>> START LISTED ENTRIES

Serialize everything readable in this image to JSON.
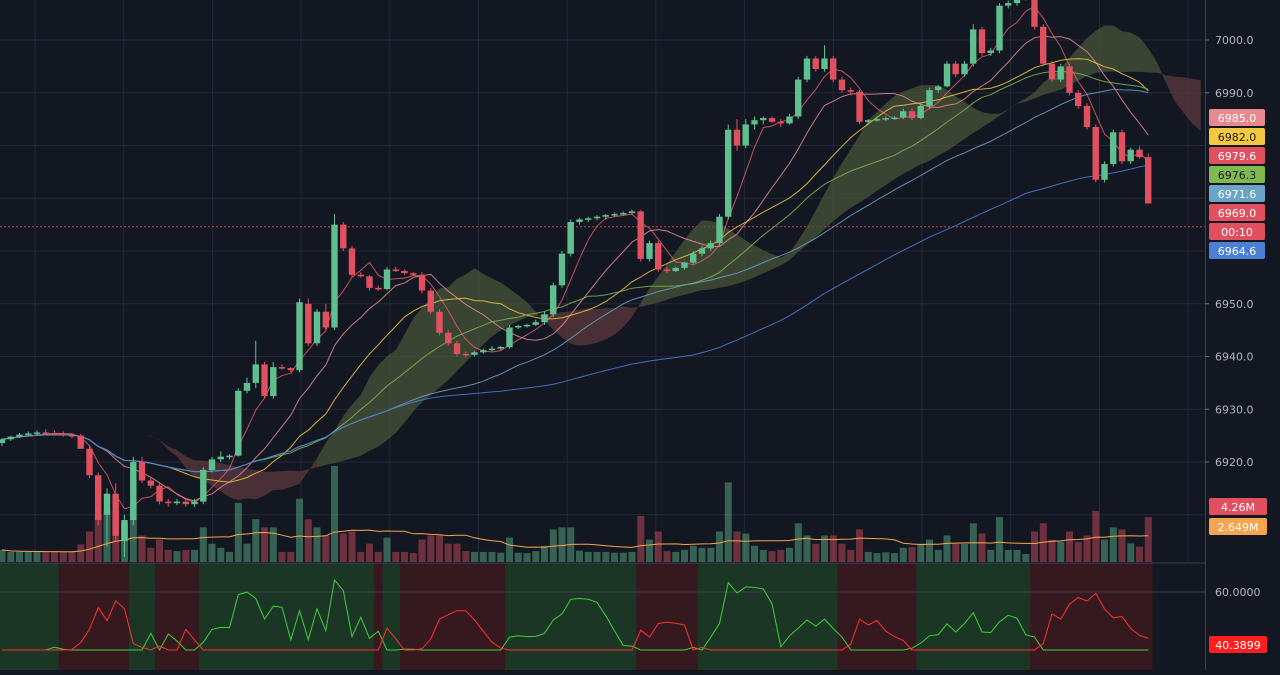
{
  "chart_data": {
    "type": "candlestick",
    "price_axis": {
      "ticks": [
        7000,
        6990,
        6950,
        6940,
        6930,
        6920
      ],
      "tick_labels": [
        "7000.0",
        "6990.0",
        "6950.0",
        "6940.0",
        "6930.0",
        "6920.0"
      ]
    },
    "price_badges": [
      {
        "label": "6985.0",
        "value": 6985.0,
        "color": "#e8898f"
      },
      {
        "label": "6982.0",
        "value": 6982.0,
        "color": "#f5c842"
      },
      {
        "label": "6979.6",
        "value": 6979.6,
        "color": "#e0505f"
      },
      {
        "label": "6976.3",
        "value": 6976.3,
        "color": "#7fb950"
      },
      {
        "label": "6971.6",
        "value": 6971.6,
        "color": "#6aa5c7"
      },
      {
        "label": "6969.0",
        "value": 6969.0,
        "color": "#e0505f"
      },
      {
        "label": "00:10",
        "value": 6965.3,
        "color": "#e0505f"
      },
      {
        "label": "6964.6",
        "value": 6964.6,
        "color": "#4a7fd6"
      }
    ],
    "reference_line": 6964.6,
    "candles": [
      [
        6923.6,
        6924.5,
        6923,
        6924.3
      ],
      [
        6924.3,
        6925,
        6924,
        6924.8
      ],
      [
        6924.8,
        6925.5,
        6924.5,
        6925.2
      ],
      [
        6925.2,
        6925.8,
        6924.8,
        6925.4
      ],
      [
        6925.4,
        6926,
        6925,
        6925.6
      ],
      [
        6925.6,
        6926.2,
        6925.2,
        6925.5
      ],
      [
        6925.5,
        6926,
        6925,
        6925.4
      ],
      [
        6925.4,
        6925.8,
        6924.8,
        6925.1
      ],
      [
        6925.1,
        6925.5,
        6924.5,
        6925
      ],
      [
        6925,
        6925.3,
        6922.5,
        6922.5
      ],
      [
        6922.5,
        6923,
        6917,
        6917.5
      ],
      [
        6917.5,
        6918,
        6908,
        6909
      ],
      [
        6910,
        6915,
        6904,
        6914
      ],
      [
        6914,
        6916,
        6905,
        6906
      ],
      [
        6905,
        6910,
        6902,
        6909
      ],
      [
        6909,
        6921,
        6908,
        6920
      ],
      [
        6920,
        6921,
        6916,
        6916.5
      ],
      [
        6916.5,
        6917,
        6915,
        6915.5
      ],
      [
        6915.5,
        6916,
        6912,
        6912.5
      ],
      [
        6912.5,
        6913,
        6911.5,
        6912.2
      ],
      [
        6912.2,
        6913,
        6911.8,
        6912.5
      ],
      [
        6912.5,
        6913,
        6911.5,
        6912
      ],
      [
        6912,
        6913,
        6911.5,
        6912.5
      ],
      [
        6912.5,
        6919,
        6912,
        6918.5
      ],
      [
        6918.5,
        6921,
        6918,
        6920.5
      ],
      [
        6920.5,
        6922,
        6920,
        6921
      ],
      [
        6921,
        6921.5,
        6920.5,
        6921.2
      ],
      [
        6921.2,
        6934,
        6921,
        6933.5
      ],
      [
        6933.5,
        6936,
        6933,
        6935
      ],
      [
        6935,
        6943,
        6934,
        6938.5
      ],
      [
        6938.5,
        6939,
        6932,
        6932.5
      ],
      [
        6932.5,
        6939,
        6932,
        6938
      ],
      [
        6938,
        6938.5,
        6937.5,
        6937.8
      ],
      [
        6937.8,
        6938,
        6937,
        6937.4
      ],
      [
        6937.4,
        6951,
        6937,
        6950.3
      ],
      [
        6950,
        6951,
        6942,
        6942.5
      ],
      [
        6942.5,
        6949,
        6942,
        6948.5
      ],
      [
        6948.5,
        6950,
        6945,
        6945.5
      ],
      [
        6945.5,
        6967,
        6945,
        6965
      ],
      [
        6965,
        6965.5,
        6960,
        6960.5
      ],
      [
        6960.5,
        6961,
        6955,
        6955.5
      ],
      [
        6955.5,
        6956,
        6955,
        6955.2
      ],
      [
        6955.2,
        6955.5,
        6952.5,
        6953
      ],
      [
        6953,
        6953.5,
        6952.5,
        6952.8
      ],
      [
        6952.8,
        6957,
        6952.5,
        6956.5
      ],
      [
        6956.5,
        6957,
        6956,
        6956.2
      ],
      [
        6956.2,
        6956.5,
        6955.5,
        6955.8
      ],
      [
        6955.8,
        6956,
        6955.3,
        6955.5
      ],
      [
        6955.5,
        6956,
        6952,
        6952.5
      ],
      [
        6952.5,
        6953,
        6948,
        6948.5
      ],
      [
        6948.5,
        6949,
        6944,
        6944.5
      ],
      [
        6944.5,
        6945,
        6942,
        6942.5
      ],
      [
        6942.5,
        6943,
        6940,
        6940.5
      ],
      [
        6940.5,
        6941,
        6939.8,
        6940.3
      ],
      [
        6940.3,
        6941,
        6940,
        6940.8
      ],
      [
        6940.8,
        6941.5,
        6940.5,
        6941.2
      ],
      [
        6941.2,
        6942,
        6941,
        6941.5
      ],
      [
        6941.5,
        6942,
        6941.2,
        6941.8
      ],
      [
        6941.8,
        6946,
        6941.5,
        6945.5
      ],
      [
        6945.5,
        6946,
        6945.2,
        6945.8
      ],
      [
        6945.8,
        6946.2,
        6945.5,
        6946
      ],
      [
        6946,
        6947,
        6945.8,
        6946.5
      ],
      [
        6946.5,
        6948.5,
        6946,
        6948
      ],
      [
        6948,
        6954,
        6947.5,
        6953.5
      ],
      [
        6953.5,
        6960,
        6953,
        6959.5
      ],
      [
        6959.5,
        6966,
        6959,
        6965.5
      ],
      [
        6965.5,
        6966.3,
        6965,
        6966
      ],
      [
        6966,
        6966.5,
        6965.5,
        6966.2
      ],
      [
        6966.2,
        6966.8,
        6965.8,
        6966.5
      ],
      [
        6966.5,
        6967,
        6966,
        6966.8
      ],
      [
        6966.8,
        6967.3,
        6966.5,
        6967
      ],
      [
        6967,
        6967.5,
        6966.7,
        6967.2
      ],
      [
        6967.2,
        6967.8,
        6966.8,
        6967.5
      ],
      [
        6967.5,
        6967.8,
        6958,
        6958.5
      ],
      [
        6958.5,
        6962,
        6958,
        6961.5
      ],
      [
        6961.5,
        6962,
        6956,
        6956.5
      ],
      [
        6956.5,
        6957,
        6955.8,
        6956.2
      ],
      [
        6956.2,
        6957,
        6956,
        6956.8
      ],
      [
        6956.8,
        6958,
        6956.5,
        6957.8
      ],
      [
        6957.8,
        6960,
        6957.5,
        6959.5
      ],
      [
        6959.5,
        6961,
        6959,
        6960.5
      ],
      [
        6960.5,
        6962,
        6960,
        6961.5
      ],
      [
        6961.5,
        6967,
        6961,
        6966.5
      ],
      [
        6966.5,
        6984,
        6966,
        6983
      ],
      [
        6983,
        6985,
        6979,
        6980
      ],
      [
        6980,
        6985,
        6979.5,
        6984
      ],
      [
        6984,
        6985.5,
        6983,
        6984.8
      ],
      [
        6984.8,
        6985.5,
        6984,
        6985.2
      ],
      [
        6985.2,
        6985.5,
        6984.3,
        6984.5
      ],
      [
        6984.5,
        6985,
        6983.5,
        6984.2
      ],
      [
        6984.2,
        6986,
        6984,
        6985.5
      ],
      [
        6985.5,
        6993,
        6985,
        6992.5
      ],
      [
        6992.5,
        6997,
        6992,
        6996.5
      ],
      [
        6996.5,
        6997,
        6994,
        6994.5
      ],
      [
        6994.5,
        6999,
        6994,
        6996.5
      ],
      [
        6996.5,
        6997,
        6992,
        6992.5
      ],
      [
        6992.5,
        6993,
        6990,
        6990.5
      ],
      [
        6990.5,
        6991,
        6989.5,
        6990.2
      ],
      [
        6990.2,
        6990.5,
        6984,
        6984.5
      ],
      [
        6984.5,
        6985,
        6984,
        6984.8
      ],
      [
        6984.8,
        6985.2,
        6984.5,
        6985
      ],
      [
        6985,
        6985.5,
        6984.6,
        6985.2
      ],
      [
        6985.2,
        6985.6,
        6984.9,
        6985.3
      ],
      [
        6985.3,
        6987,
        6985,
        6986.5
      ],
      [
        6986.5,
        6987,
        6984.8,
        6985.2
      ],
      [
        6985.2,
        6988,
        6985,
        6987.5
      ],
      [
        6987.5,
        6991,
        6987,
        6990.5
      ],
      [
        6990.5,
        6991.5,
        6990,
        6991.2
      ],
      [
        6991.2,
        6996,
        6991,
        6995.5
      ],
      [
        6995.5,
        6996,
        6993,
        6993.5
      ],
      [
        6993.5,
        6996,
        6993,
        6995.5
      ],
      [
        6995.5,
        7003,
        6995,
        7002
      ],
      [
        7002,
        7002.5,
        6997,
        6997.5
      ],
      [
        6997.5,
        6998.5,
        6997,
        6998
      ],
      [
        6998,
        7007,
        6997.5,
        7006.5
      ],
      [
        7006.5,
        7007.5,
        7006,
        7007
      ],
      [
        7007,
        7008,
        7006.5,
        7007.8
      ],
      [
        7007.8,
        7008,
        7007.5,
        7007.9
      ],
      [
        7007.9,
        7008,
        7002,
        7002.5
      ],
      [
        7002.5,
        7003,
        6995,
        6995.5
      ],
      [
        6995.5,
        6996,
        6992,
        6992.5
      ],
      [
        6992.5,
        6995.5,
        6992,
        6995
      ],
      [
        6995,
        6995.5,
        6989.5,
        6990
      ],
      [
        6990,
        6990.5,
        6987,
        6987.5
      ],
      [
        6987.5,
        6988,
        6983,
        6983.5
      ],
      [
        6983.5,
        6984,
        6973,
        6973.5
      ],
      [
        6973.5,
        6977,
        6973,
        6976.5
      ],
      [
        6976.5,
        6983,
        6976,
        6982.5
      ],
      [
        6982.5,
        6983,
        6976.5,
        6977
      ],
      [
        6977,
        6979.6,
        6976.5,
        6979.2
      ],
      [
        6979.2,
        6979.8,
        6977.5,
        6977.8
      ],
      [
        6977.8,
        6978.5,
        6969,
        6969
      ]
    ],
    "volume": {
      "labels": [
        "4.26M",
        "2.649M"
      ],
      "label_colors": [
        "#e0505f",
        "#f5a450"
      ]
    },
    "oscillator": {
      "ticks": [
        60
      ],
      "tick_labels": [
        "60.0000"
      ],
      "current_label": "40.3899",
      "current_color": "#ff1e1e"
    },
    "colors": {
      "background": "#131722",
      "grid": "#232838",
      "bull": "#5fbf8f",
      "bear": "#e0505f",
      "cloud_bull": "#47543a",
      "cloud_bear": "#5b3a3e"
    }
  }
}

>> END LISTED ENTRIES

REQUIRED TASK – Locate the word "value" in the entries, and copy every line where it is found.

RESULT OF THIS EXERCISE –
        "value": 6985.0,
        "value": 6982.0,
        "value": 6979.6,
        "value": 6976.3,
        "value": 6971.6,
        "value": 6969.0,
        "value": 6965.3,
        "value": 6964.6,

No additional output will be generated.